_YOUR GOAL_. Omit the images, then output each of the records below exactly.

(Entries from a dataset)

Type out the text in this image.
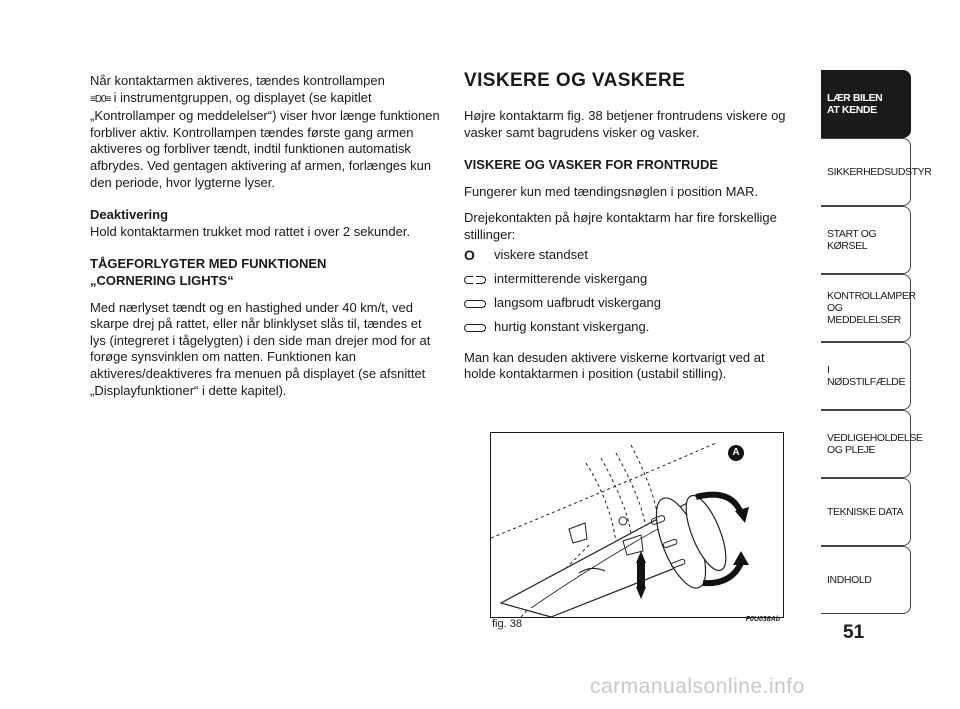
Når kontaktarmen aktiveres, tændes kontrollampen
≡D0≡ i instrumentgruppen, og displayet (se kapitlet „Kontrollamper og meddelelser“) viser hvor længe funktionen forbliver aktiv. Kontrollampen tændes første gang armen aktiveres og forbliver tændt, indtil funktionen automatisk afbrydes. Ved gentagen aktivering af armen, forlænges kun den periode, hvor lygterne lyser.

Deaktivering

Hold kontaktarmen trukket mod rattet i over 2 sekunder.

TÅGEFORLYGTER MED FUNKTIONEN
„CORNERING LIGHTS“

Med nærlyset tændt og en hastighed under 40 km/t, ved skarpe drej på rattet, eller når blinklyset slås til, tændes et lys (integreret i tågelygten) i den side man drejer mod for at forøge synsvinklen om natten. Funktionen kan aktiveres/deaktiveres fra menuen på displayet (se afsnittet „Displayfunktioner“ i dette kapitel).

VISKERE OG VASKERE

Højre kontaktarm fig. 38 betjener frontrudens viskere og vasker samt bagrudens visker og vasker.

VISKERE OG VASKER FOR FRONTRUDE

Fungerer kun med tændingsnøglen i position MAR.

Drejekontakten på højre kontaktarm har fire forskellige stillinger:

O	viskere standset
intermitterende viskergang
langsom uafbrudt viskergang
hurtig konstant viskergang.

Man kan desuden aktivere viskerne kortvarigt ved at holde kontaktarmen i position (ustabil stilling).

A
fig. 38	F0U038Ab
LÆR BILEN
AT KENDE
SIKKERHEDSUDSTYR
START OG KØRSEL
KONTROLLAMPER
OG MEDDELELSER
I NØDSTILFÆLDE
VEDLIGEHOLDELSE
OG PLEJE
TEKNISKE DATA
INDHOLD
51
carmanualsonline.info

_SOLUTION TO THE EXERCISE_.
Type out the text in this image.
Når kontaktarmen aktiveres, tændes kontrollampen
≡D0≡ i instrumentgruppen, og displayet (se kapitlet „Kontrollamper og meddelelser“) viser hvor længe funktionen forbliver aktiv. Kontrollampen tændes første gang armen aktiveres og forbliver tændt, indtil funktionen automatisk afbrydes. Ved gentagen aktivering af armen, forlænges kun den periode, hvor lygterne lyser.

Deaktivering

Hold kontaktarmen trukket mod rattet i over 2 sekunder.

TÅGEFORLYGTER MED FUNKTIONEN
„CORNERING LIGHTS“

Med nærlyset tændt og en hastighed under 40 km/t, ved skarpe drej på rattet, eller når blinklyset slås til, tændes et lys (integreret i tågelygten) i den side man drejer mod for at forøge synsvinklen om natten. Funktionen kan aktiveres/deaktiveres fra menuen på displayet (se afsnittet „Displayfunktioner“ i dette kapitel).

VISKERE OG VASKERE

Højre kontaktarm fig. 38 betjener frontrudens viskere og vasker samt bagrudens visker og vasker.

VISKERE OG VASKER FOR FRONTRUDE

Fungerer kun med tændingsnøglen i position MAR.

Drejekontakten på højre kontaktarm har fire forskellige stillinger:

O	viskere standset
intermitterende viskergang
langsom uafbrudt viskergang
hurtig konstant viskergang.

Man kan desuden aktivere viskerne kortvarigt ved at holde kontaktarmen i position (ustabil stilling).

A
fig. 38	F0U038Ab
LÆR BILEN
AT KENDE
SIKKERHEDSUDSTYR
START OG KØRSEL
KONTROLLAMPER
OG MEDDELELSER
I NØDSTILFÆLDE
VEDLIGEHOLDELSE
OG PLEJE
TEKNISKE DATA
INDHOLD
51
carmanualsonline.info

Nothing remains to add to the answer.